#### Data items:
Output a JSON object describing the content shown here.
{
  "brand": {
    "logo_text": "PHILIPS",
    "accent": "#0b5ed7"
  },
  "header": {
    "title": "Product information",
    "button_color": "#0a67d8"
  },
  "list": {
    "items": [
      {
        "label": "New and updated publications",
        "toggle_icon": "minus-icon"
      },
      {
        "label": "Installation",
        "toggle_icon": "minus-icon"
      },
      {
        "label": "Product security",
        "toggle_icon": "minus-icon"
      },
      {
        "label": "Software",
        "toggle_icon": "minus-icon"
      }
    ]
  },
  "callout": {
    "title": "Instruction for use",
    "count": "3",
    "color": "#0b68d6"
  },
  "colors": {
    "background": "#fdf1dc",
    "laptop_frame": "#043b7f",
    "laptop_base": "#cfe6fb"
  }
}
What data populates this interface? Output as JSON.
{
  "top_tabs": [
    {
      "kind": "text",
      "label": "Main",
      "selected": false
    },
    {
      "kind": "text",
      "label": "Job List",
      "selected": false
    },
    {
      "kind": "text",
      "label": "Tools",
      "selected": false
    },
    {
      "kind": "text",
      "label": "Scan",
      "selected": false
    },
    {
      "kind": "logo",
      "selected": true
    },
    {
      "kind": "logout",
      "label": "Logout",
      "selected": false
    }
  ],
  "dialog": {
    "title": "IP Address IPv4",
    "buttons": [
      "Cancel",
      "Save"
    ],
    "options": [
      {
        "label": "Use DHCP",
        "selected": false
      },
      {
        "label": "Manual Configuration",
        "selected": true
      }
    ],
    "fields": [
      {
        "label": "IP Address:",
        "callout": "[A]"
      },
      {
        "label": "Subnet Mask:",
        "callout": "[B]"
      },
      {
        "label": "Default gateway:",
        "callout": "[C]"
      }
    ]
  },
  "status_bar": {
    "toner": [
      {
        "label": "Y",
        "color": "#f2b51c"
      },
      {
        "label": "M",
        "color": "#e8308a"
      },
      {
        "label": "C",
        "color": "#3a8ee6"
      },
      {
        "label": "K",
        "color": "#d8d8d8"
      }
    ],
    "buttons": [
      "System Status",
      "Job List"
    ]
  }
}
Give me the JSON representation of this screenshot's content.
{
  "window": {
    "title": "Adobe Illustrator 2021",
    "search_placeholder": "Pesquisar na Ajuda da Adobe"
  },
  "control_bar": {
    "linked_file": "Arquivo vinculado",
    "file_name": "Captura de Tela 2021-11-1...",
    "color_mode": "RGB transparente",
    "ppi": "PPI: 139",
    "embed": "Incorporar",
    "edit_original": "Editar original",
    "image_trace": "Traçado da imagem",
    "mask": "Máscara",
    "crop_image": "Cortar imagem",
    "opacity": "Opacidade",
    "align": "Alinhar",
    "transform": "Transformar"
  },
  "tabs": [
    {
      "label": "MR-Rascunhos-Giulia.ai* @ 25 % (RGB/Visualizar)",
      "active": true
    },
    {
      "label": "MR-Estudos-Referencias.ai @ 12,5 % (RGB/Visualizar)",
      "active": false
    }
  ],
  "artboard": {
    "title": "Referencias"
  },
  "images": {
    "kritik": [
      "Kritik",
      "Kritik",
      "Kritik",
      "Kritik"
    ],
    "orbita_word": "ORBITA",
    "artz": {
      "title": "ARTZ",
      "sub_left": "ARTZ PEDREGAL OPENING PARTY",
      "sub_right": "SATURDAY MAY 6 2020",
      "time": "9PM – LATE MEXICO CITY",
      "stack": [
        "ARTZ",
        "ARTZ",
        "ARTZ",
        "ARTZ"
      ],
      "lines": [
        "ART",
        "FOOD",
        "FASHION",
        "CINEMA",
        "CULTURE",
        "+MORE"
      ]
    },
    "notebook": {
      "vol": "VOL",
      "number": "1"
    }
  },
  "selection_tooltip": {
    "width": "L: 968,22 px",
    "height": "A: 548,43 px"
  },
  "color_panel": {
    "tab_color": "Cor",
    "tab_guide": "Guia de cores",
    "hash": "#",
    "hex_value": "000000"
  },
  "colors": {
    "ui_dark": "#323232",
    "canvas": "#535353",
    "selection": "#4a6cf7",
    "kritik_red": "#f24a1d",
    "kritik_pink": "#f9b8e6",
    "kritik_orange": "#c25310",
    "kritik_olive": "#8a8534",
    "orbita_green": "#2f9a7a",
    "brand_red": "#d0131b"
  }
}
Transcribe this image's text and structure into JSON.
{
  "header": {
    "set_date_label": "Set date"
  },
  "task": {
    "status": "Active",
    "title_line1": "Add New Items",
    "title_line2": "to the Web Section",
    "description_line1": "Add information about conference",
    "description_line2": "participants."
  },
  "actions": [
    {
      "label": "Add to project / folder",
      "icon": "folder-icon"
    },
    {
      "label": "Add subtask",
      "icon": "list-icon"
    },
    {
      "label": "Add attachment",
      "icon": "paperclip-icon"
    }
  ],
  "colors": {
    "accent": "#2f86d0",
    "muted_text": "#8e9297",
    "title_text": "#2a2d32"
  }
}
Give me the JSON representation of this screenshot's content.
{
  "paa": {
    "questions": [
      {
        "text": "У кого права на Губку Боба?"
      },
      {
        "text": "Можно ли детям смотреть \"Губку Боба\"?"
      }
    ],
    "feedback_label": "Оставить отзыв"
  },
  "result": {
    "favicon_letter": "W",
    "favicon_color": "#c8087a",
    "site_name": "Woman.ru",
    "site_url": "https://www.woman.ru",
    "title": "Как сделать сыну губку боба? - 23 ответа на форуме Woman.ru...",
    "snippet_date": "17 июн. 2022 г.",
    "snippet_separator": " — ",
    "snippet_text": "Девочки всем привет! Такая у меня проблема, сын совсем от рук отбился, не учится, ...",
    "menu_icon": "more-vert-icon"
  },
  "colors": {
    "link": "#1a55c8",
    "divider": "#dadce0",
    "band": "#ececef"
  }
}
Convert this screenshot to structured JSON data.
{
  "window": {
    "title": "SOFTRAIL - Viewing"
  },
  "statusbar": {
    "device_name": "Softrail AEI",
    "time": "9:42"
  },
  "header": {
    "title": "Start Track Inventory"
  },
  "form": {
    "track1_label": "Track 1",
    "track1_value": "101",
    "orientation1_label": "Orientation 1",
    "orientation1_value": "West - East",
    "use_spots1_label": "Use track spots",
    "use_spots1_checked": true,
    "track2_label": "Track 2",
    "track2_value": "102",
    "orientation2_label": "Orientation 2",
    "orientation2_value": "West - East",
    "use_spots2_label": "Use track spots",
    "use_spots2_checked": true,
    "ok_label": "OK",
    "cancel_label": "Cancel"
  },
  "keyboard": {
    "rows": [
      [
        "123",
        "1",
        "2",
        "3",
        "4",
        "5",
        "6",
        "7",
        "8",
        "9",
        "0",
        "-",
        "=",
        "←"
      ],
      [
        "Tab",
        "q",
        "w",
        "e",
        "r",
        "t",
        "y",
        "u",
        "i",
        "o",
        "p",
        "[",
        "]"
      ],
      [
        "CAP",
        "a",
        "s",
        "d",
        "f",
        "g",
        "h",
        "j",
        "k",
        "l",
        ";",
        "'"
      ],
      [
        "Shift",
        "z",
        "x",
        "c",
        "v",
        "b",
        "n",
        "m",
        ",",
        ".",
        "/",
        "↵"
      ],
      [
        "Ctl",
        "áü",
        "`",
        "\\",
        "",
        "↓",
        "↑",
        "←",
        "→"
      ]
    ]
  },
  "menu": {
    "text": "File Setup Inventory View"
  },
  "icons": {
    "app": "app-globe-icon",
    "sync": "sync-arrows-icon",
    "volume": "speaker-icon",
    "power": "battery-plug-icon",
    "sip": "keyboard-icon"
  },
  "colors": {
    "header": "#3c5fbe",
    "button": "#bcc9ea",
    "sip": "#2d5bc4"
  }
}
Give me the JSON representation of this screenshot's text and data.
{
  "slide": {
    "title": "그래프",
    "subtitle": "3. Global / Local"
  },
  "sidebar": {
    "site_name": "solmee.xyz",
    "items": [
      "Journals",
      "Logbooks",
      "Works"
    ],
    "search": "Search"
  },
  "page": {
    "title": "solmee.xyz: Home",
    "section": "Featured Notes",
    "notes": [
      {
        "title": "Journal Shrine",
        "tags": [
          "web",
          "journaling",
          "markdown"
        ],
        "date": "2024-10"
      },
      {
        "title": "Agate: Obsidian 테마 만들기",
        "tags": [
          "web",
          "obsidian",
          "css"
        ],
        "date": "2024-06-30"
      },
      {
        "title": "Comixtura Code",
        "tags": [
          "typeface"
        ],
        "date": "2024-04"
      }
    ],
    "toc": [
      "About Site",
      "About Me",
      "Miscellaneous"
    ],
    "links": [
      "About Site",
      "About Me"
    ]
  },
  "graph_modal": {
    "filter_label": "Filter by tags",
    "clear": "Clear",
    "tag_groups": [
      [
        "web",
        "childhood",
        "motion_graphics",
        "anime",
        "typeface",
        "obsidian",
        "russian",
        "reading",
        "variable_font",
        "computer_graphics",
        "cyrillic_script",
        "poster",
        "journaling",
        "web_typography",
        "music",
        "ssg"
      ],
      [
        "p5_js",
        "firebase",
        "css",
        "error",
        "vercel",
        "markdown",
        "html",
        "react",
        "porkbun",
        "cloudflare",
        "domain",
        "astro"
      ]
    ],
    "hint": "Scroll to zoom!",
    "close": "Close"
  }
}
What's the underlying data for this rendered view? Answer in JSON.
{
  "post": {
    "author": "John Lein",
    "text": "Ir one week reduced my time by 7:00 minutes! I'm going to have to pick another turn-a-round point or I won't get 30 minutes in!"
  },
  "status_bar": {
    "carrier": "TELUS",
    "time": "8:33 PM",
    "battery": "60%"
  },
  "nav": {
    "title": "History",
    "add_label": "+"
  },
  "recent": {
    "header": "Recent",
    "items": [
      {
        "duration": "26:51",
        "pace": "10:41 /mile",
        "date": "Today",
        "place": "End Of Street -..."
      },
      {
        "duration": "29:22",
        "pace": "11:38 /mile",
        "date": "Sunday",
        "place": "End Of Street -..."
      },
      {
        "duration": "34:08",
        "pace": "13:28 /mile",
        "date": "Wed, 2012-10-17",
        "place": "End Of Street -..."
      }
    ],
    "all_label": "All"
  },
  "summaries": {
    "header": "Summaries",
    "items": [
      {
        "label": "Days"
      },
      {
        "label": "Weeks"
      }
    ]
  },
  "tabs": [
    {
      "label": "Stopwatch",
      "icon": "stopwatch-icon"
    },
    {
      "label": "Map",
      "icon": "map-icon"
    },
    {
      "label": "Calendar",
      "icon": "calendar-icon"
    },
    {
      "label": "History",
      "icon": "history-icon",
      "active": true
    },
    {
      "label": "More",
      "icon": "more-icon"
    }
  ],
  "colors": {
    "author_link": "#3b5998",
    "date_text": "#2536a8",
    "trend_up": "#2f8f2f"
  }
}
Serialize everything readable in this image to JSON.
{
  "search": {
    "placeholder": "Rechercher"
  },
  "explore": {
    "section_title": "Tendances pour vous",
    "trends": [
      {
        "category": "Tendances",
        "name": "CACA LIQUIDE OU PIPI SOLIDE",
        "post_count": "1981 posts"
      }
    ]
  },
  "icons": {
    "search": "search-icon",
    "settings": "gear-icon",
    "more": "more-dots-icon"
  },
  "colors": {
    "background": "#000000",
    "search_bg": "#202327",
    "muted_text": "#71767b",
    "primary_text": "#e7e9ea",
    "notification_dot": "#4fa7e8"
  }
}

#### To do:
From the listing above, copy every line that holds the string "duration".

#### Solution to this exercise:
        "duration": "26:51",
        "duration": "29:22",
        "duration": "34:08",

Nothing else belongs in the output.